#### What you need to do
Lines containing the word "data" should be extracted in full.

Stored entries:
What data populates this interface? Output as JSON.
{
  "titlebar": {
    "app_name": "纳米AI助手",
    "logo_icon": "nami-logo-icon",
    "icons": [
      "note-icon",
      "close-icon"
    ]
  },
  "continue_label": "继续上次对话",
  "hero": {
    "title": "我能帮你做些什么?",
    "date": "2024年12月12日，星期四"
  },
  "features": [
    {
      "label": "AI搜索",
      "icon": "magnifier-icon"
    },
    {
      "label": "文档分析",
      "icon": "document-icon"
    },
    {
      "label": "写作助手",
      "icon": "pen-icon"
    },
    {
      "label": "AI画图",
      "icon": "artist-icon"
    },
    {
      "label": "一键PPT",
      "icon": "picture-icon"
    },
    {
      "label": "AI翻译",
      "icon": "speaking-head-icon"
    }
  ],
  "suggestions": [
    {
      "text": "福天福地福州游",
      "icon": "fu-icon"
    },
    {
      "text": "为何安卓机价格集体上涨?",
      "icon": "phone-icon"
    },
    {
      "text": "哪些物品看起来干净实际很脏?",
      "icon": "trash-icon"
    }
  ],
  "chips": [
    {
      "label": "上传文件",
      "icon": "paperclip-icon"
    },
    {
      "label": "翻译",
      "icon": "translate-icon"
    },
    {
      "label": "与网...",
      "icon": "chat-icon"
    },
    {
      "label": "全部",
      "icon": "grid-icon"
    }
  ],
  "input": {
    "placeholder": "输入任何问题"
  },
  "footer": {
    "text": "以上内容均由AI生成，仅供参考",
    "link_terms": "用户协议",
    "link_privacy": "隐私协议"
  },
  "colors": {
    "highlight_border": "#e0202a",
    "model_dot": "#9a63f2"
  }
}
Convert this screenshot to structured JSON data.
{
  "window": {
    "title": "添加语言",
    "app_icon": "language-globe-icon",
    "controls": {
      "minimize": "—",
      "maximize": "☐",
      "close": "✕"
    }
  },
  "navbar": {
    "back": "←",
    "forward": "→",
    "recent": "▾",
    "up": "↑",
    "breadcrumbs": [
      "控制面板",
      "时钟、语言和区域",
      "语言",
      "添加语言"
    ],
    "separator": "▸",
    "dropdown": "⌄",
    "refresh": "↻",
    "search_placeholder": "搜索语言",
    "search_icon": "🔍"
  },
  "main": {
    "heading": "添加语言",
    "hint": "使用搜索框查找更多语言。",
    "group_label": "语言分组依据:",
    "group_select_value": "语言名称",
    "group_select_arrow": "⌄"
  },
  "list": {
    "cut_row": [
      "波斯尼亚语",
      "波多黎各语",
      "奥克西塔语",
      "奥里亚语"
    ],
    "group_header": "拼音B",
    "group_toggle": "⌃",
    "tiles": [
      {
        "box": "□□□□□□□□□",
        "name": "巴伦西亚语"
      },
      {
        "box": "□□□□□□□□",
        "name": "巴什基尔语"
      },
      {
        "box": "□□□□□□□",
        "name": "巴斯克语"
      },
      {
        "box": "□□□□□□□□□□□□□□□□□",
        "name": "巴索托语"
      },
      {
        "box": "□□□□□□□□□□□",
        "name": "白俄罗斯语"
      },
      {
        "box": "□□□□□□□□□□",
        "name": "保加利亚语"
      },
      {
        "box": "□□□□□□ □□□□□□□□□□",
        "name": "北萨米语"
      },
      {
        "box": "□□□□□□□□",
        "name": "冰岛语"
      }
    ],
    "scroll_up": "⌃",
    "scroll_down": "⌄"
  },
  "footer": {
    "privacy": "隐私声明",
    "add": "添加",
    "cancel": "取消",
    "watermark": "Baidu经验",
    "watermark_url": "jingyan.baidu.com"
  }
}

#### Reply to the task
What data populates this interface? Output as JSON.
Convert this screenshot to structured JSON data.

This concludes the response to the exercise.